* What you have to do *
Copy out each line below exactly as it appears.

* Data records *
START

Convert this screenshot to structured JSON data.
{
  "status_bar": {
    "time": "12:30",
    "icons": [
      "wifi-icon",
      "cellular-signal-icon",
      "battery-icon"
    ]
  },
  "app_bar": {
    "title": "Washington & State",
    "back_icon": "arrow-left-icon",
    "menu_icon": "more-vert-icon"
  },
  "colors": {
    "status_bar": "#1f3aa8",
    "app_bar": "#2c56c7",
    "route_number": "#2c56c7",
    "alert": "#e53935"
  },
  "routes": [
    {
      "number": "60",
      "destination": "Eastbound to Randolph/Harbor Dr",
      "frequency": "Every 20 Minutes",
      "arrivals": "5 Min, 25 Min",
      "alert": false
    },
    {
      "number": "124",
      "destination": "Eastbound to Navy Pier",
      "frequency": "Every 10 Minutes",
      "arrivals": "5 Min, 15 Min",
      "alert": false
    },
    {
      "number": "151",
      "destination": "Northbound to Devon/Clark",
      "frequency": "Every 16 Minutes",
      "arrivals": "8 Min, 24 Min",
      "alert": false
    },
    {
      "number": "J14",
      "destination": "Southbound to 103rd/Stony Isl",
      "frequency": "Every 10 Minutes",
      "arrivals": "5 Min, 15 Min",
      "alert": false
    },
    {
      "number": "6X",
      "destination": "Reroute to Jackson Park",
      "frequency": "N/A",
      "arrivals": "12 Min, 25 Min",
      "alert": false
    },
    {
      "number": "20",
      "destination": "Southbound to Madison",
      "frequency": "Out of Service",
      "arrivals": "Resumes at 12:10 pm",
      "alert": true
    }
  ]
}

END

* Exercise answer *
Convert this screenshot to structured JSON data.
{
  "status_bar": {
    "time": "12:30",
    "icons": [
      "wifi-icon",
      "cellular-signal-icon",
      "battery-icon"
    ]
  },
  "app_bar": {
    "title": "Washington & State",
    "back_icon": "arrow-left-icon",
    "menu_icon": "more-vert-icon"
  },
  "colors": {
    "status_bar": "#1f3aa8",
    "app_bar": "#2c56c7",
    "route_number": "#2c56c7",
    "alert": "#e53935"
  },
  "routes": [
    {
      "number": "60",
      "destination": "Eastbound to Randolph/Harbor Dr",
      "frequency": "Every 20 Minutes",
      "arrivals": "5 Min, 25 Min",
      "alert": false
    },
    {
      "number": "124",
      "destination": "Eastbound to Navy Pier",
      "frequency": "Every 10 Minutes",
      "arrivals": "5 Min, 15 Min",
      "alert": false
    },
    {
      "number": "151",
      "destination": "Northbound to Devon/Clark",
      "frequency": "Every 16 Minutes",
      "arrivals": "8 Min, 24 Min",
      "alert": false
    },
    {
      "number": "J14",
      "destination": "Southbound to 103rd/Stony Isl",
      "frequency": "Every 10 Minutes",
      "arrivals": "5 Min, 15 Min",
      "alert": false
    },
    {
      "number": "6X",
      "destination": "Reroute to Jackson Park",
      "frequency": "N/A",
      "arrivals": "12 Min, 25 Min",
      "alert": false
    },
    {
      "number": "20",
      "destination": "Southbound to Madison",
      "frequency": "Out of Service",
      "arrivals": "Resumes at 12:10 pm",
      "alert": true
    }
  ]
}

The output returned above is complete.